--- Your goal ---
All of the listing below must be repeated word for word. Pictures are the only thing to omit.

[Begin Material provided]

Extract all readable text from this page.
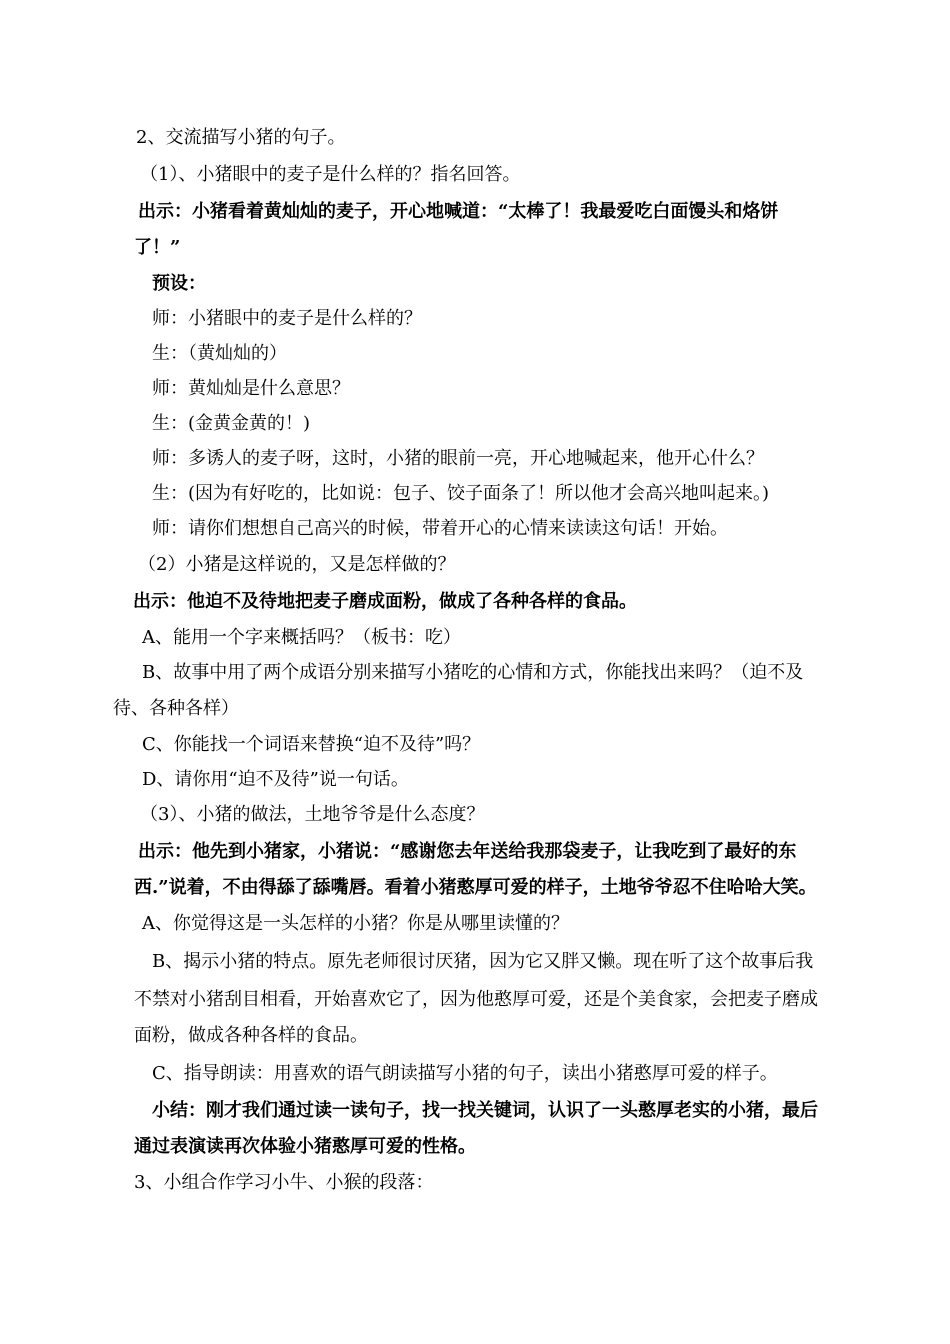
2、交流描写小猪的句子。
（1）、小猪眼中的麦子是什么样的？指名回答。
出示：小猪看着黄灿灿的麦子，开心地喊道：“太棒了！我最爱吃白面馒头和烙饼
了！”
预设：
师：小猪眼中的麦子是什么样的？
生：（黄灿灿的）
师：黄灿灿是什么意思？
生：(金黄金黄的！)
师：多诱人的麦子呀，这时，小猪的眼前一亮，开心地喊起来，他开心什么？
生：(因为有好吃的，比如说：包子、饺子面条了！所以他才会高兴地叫起来。)
师：请你们想想自己高兴的时候，带着开心的心情来读读这句话！开始。
（2）小猪是这样说的，又是怎样做的？
出示：他迫不及待地把麦子磨成面粉，做成了各种各样的食品。
A、能用一个字来概括吗？（板书：吃）
B、故事中用了两个成语分别来描写小猪吃的心情和方式，你能找出来吗？（迫不及
待、各种各样）
C、你能找一个词语来替换“迫不及待”吗？
D、请你用“迫不及待”说一句话。
（3）、小猪的做法，土地爷爷是什么态度？
出示：他先到小猪家，小猪说：“感谢您去年送给我那袋麦子，让我吃到了最好的东
西.”说着，不由得舔了舔嘴唇。看着小猪憨厚可爱的样子，土地爷爷忍不住哈哈大笑。
A、你觉得这是一头怎样的小猪？你是从哪里读懂的？
B、揭示小猪的特点。原先老师很讨厌猪，因为它又胖又懒。现在听了这个故事后我
不禁对小猪刮目相看，开始喜欢它了，因为他憨厚可爱，还是个美食家，会把麦子磨成
面粉，做成各种各样的食品。
C、指导朗读：用喜欢的语气朗读描写小猪的句子，读出小猪憨厚可爱的样子。
小结：刚才我们通过读一读句子，找一找关键词，认识了一头憨厚老实的小猪，最后
通过表演读再次体验小猪憨厚可爱的性格。
3、小组合作学习小牛、小猴的段落：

[End Material provided]

--- Task response ---
Extract all readable text from this page.
2、交流描写小猪的句子。
（1）、小猪眼中的麦子是什么样的？指名回答。
出示：小猪看着黄灿灿的麦子，开心地喊道：“太棒了！我最爱吃白面馒头和烙饼
了！”
预设：
师：小猪眼中的麦子是什么样的？
生：（黄灿灿的）
师：黄灿灿是什么意思？
生：(金黄金黄的！)
师：多诱人的麦子呀，这时，小猪的眼前一亮，开心地喊起来，他开心什么？
生：(因为有好吃的，比如说：包子、饺子面条了！所以他才会高兴地叫起来。)
师：请你们想想自己高兴的时候，带着开心的心情来读读这句话！开始。
（2）小猪是这样说的，又是怎样做的？
出示：他迫不及待地把麦子磨成面粉，做成了各种各样的食品。
A、能用一个字来概括吗？（板书：吃）
B、故事中用了两个成语分别来描写小猪吃的心情和方式，你能找出来吗？（迫不及
待、各种各样）
C、你能找一个词语来替换“迫不及待”吗？
D、请你用“迫不及待”说一句话。
（3）、小猪的做法，土地爷爷是什么态度？
出示：他先到小猪家，小猪说：“感谢您去年送给我那袋麦子，让我吃到了最好的东
西.”说着，不由得舔了舔嘴唇。看着小猪憨厚可爱的样子，土地爷爷忍不住哈哈大笑。
A、你觉得这是一头怎样的小猪？你是从哪里读懂的？
B、揭示小猪的特点。原先老师很讨厌猪，因为它又胖又懒。现在听了这个故事后我
不禁对小猪刮目相看，开始喜欢它了，因为他憨厚可爱，还是个美食家，会把麦子磨成
面粉，做成各种各样的食品。
C、指导朗读：用喜欢的语气朗读描写小猪的句子，读出小猪憨厚可爱的样子。
小结：刚才我们通过读一读句子，找一找关键词，认识了一头憨厚老实的小猪，最后
通过表演读再次体验小猪憨厚可爱的性格。
3、小组合作学习小牛、小猴的段落：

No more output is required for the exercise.